▸ Schriftliche Aufgabe A:
Beantworte diese Fragen zum Textauszug über die Grünen:
(i) Bei welchen Themen, die die Gesellschaft umtreiben, traut man den Grünen wenig zu?
(ii) Welches Motto hatte der letzte Parteitag?
(iii) Wie heißen die beiden Spitzenkandidaten der Partei?
▸ Schriftliche Aufgabe B:
Stimmen diese Aussagen mit dem Textauszug über die Grünen überein? Antworte jeweils mit Ja oder Nein und zitiere die entscheidenden Worte.
(i) Klimawandel und Agrarpolitik stehen im Mittelpunkt der politischen Aufmerksamkeit.
(ii) Die Partei hat sich vom linken Rand in Richtung Mitte bewegt.
(iii) Die SPD leidet erst seit Kurzem an Nostalgie.
▸ Schriftliche Aufgabe C: Führe den Textauszug über die Grünen nach seinem letzten Satz weiter.

▸ Textauszug:
++++++++++
Bild: Vielleicht da lang? Oder da? Die Grünen-Spitze aus Katrin Göring-Eckard…
Das Timing für die Grünen ist unglücklich. Bei den Themen, die die
Gesellschaft umtreiben – Sicherheit und soziale Gerechtigkeit –, traut man
ihnen wenig zu. Klimawandel und Agrarpolitik sind vom Radar fast
verschwunden. Kraftvolles, frisches Spitzenpersonal, das diese missliche
Lage überspielen könnte, gibt es auch nicht. Das ist im Wahljahr ungünstig.
Zudem gibt es leisen Verdruss, versteckte Selbstzweifel. Die Grünen haben
ein Problem, das typisch für reformistische Parteien ist. Sie entstanden
mit kühnen, radikalen Visionen und wandelten sich in eine Organisation, die
sehr kleine Schritte macht. Die SPD leidet schon lange an dieser mitunter
erstickenden Nostalgie, in der früher immer alles klarer, heroischer,
bedeutsamer war und im grauen Heute Staatssekretäre den Ton angeben.
Treibstoff des Aufstiegs der Grünen war lange eine Erzählung vom
glücklichen Ankommen. Sie war die Partei, in der die Ex-68er sich mit der
liberalen Demokratie versöhnten. Als Ganzes bewegte sie sich langsam, aber
unaufhörlich vom linken Rand in Richtung Mitte. Dort ist sie politisch und
gesellschaftlich angekommen. Es ist kein Zufall, dass ihre
Spitzenkandidaten, der schwäbische Migrantensohn Cem Özdemir und die
ostdeutsche Protestantin Katrin Göring-Eckardt, biografisch die glückliche
Ankunft in der Mitte der Republik verkörpern.
Doch diese Erzählung verblasst. Sie glänzt nicht mehr, weil sie
abgeschlossen zu sein scheint. Und weil die Kosten – die Überanpassung, das
Kantenlose, Rundgeschliffene – sichtbar sind. Das Motto „Wir bleiben
unbequem“ des letzten Parteitags klang eher wie Selbstermahnung. Was
passiert eigentlich, wenn man angekommen ist?
++++++++++
▸ Gesammelte Daten:
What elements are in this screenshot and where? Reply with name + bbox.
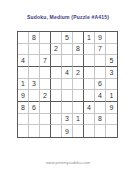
++++++++++
▸ Antwort A:
(i) Bei Sicherheit und sozialer Gerechtigkeit.
(ii) „Wir bleiben unbequem“.
(iii) Cem Özdemir und Katrin Göring-Eckardt.

▸ Antwort B:
(i) Nein: „Klimawandel und Agrarpolitik sind vom Radar fast verschwunden.“
(ii) Ja: „Als Ganzes bewegte sie sich langsam, aber unaufhörlich vom linken Rand in Richtung Mitte.“
(iii) Nein: „Die SPD leidet schon lange an dieser mitunter erstickenden Nostalgie“.

▸ Antwort C:
## Deutliche Handschrift
[1][Das Wahlprogramm], das deutlich die Handschrift von Özdemir und
Göring-Eckardt trägt, passt ins Bild. Der Text ist gefälliger als die
übliche Mixtur aus Spiegelstrichprosa und Zahlengewitter. Ökologie und
Umwelt rangieren vorne, soziale Gerechtigkeit hinten. Die zwischen den
Flügeln heftig umstrittene Vermögensteuer ist so platziert, dass klar ist:
Dies ist kein grünes Wahlkampfthema. Im letzten Programm 2013 wurde viel
haarklein vorgerechnet, dieses ist anders: viel Wünschenswertes und, außer
bei Bildung und Klima, eher wenig Zahlen, Konkretes, Fakten.
Die Ziele sind durchweg edel, die Wegbeschreibungen vage. Zum Beispiel: Die
Grünen wollen in 20 Jahren die Massentierhaltung abschaffen. Der radikale
Umbau der Landwirtschaft ist ein Projekt, das sich nur die Grünen glaubhaft
auf die Fahnen schreiben. Das bedeutet Kampf gegen eine schlagkräftige, gut
organisierten Lobby, auch gegen Konsumenten, die Billigfleisch gewohnt
sind. Wie die Ökopartei dies umsetzen will, bleibt diffus. 150 Millionen
Euro im Jahr für Ökolandbau auszugeben und Lebensmittel besser zu
kennzeichnen wird nicht reichen.
Beispiel zwei: eine freiwillige Arbeitsversicherung für Selbstständige. Das
ist ein Feld, das die liberale Ökopartei besser beackern kann als SPD oder
Linkspartei, die auf Angestellte und Normalarbeitsverhältnis fokussiert
sind. Doch wie viele diese Versicherung nutzen sollen, was sie kostet, wer
sie bezuschusst – alles offen.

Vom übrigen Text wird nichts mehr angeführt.